* **Supplied records**:

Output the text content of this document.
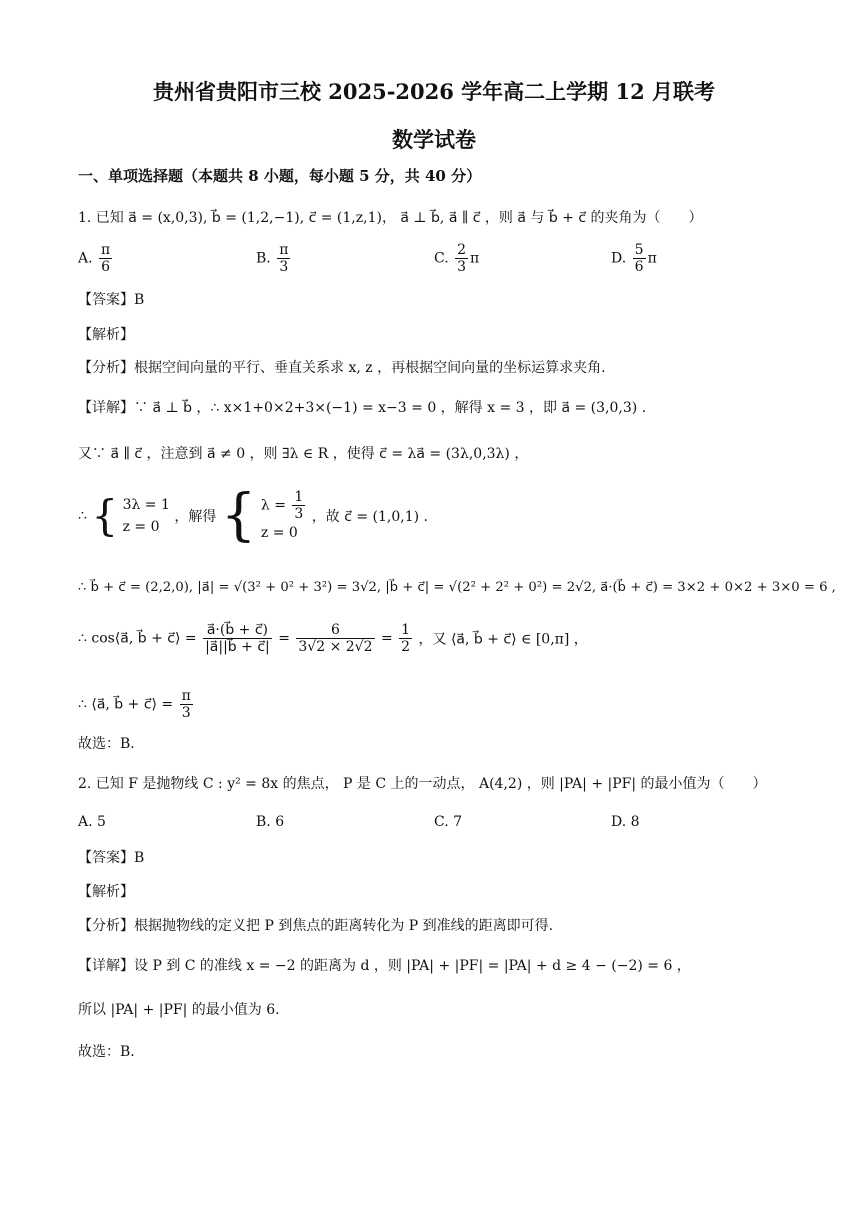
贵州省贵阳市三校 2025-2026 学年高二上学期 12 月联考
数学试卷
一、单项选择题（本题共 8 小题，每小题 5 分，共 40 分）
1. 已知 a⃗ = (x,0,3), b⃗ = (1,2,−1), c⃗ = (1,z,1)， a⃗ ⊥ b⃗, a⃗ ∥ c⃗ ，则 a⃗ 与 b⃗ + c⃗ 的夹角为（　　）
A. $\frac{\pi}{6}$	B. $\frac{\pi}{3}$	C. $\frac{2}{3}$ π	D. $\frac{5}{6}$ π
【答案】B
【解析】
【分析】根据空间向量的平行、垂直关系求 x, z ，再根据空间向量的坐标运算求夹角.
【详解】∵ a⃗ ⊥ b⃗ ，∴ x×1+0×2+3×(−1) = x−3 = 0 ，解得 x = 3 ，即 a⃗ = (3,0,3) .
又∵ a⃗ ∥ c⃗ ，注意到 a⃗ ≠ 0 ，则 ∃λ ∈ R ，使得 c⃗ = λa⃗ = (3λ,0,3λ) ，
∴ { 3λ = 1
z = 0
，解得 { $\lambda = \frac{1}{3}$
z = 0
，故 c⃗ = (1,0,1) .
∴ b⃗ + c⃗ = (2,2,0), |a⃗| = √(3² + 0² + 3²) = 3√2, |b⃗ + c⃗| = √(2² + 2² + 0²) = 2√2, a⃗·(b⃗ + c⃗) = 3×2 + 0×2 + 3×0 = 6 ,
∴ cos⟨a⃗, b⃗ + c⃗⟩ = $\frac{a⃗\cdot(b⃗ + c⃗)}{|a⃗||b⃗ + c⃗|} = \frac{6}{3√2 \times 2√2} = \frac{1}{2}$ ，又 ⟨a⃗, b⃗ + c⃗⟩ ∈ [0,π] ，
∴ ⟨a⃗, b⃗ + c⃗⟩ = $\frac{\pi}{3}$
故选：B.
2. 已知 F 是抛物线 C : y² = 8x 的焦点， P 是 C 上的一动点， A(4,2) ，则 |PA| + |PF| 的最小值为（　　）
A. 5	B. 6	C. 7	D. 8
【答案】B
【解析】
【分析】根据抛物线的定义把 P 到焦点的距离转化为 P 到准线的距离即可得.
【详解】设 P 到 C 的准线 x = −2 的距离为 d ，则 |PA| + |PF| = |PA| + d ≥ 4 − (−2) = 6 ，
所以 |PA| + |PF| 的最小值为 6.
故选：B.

* * *

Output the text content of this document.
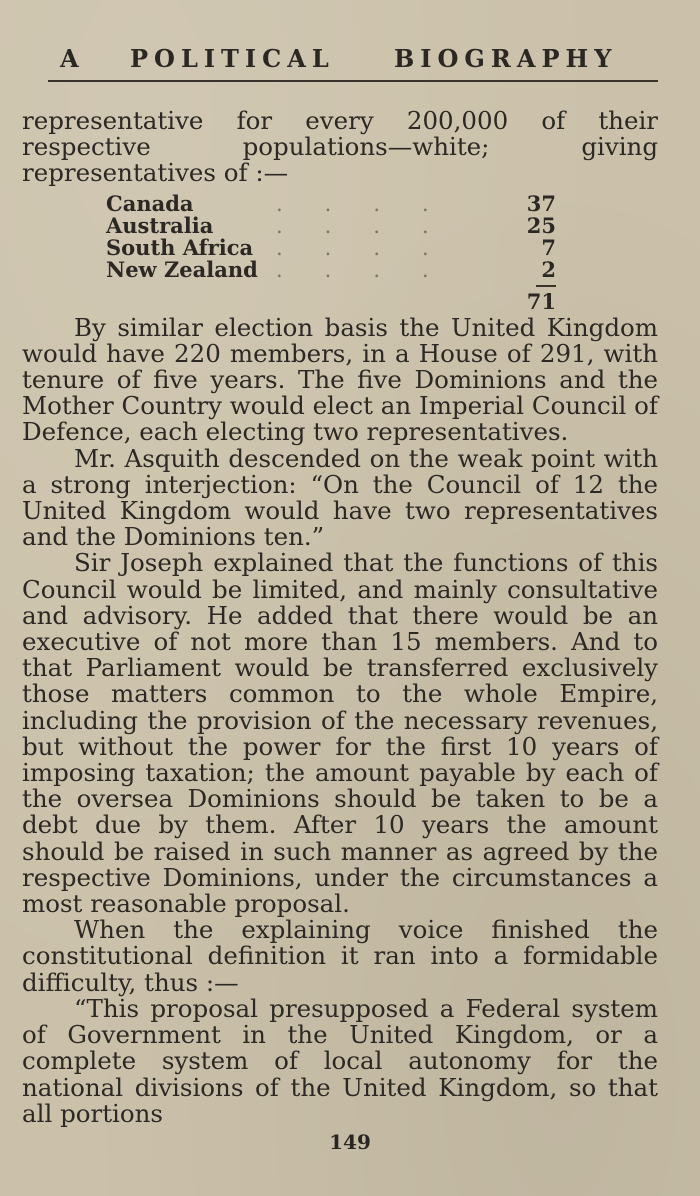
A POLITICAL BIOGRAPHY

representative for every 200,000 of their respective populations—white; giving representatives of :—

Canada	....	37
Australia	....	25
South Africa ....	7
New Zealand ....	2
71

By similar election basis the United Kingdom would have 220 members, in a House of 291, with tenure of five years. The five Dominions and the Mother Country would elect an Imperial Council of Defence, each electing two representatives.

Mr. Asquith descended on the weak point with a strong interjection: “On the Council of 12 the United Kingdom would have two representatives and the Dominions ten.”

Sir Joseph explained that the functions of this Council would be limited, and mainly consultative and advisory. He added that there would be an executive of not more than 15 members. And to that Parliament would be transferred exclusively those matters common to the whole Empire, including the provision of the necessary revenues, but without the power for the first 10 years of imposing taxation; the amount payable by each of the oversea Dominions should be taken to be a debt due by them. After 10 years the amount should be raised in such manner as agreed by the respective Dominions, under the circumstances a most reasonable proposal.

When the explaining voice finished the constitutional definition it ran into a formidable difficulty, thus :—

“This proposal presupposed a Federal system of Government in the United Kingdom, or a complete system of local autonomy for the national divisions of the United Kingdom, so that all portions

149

* **Aim**: Give the number of lines in the material above that have the word "respective" in them, and nothing more.

* **Worked solution**: 2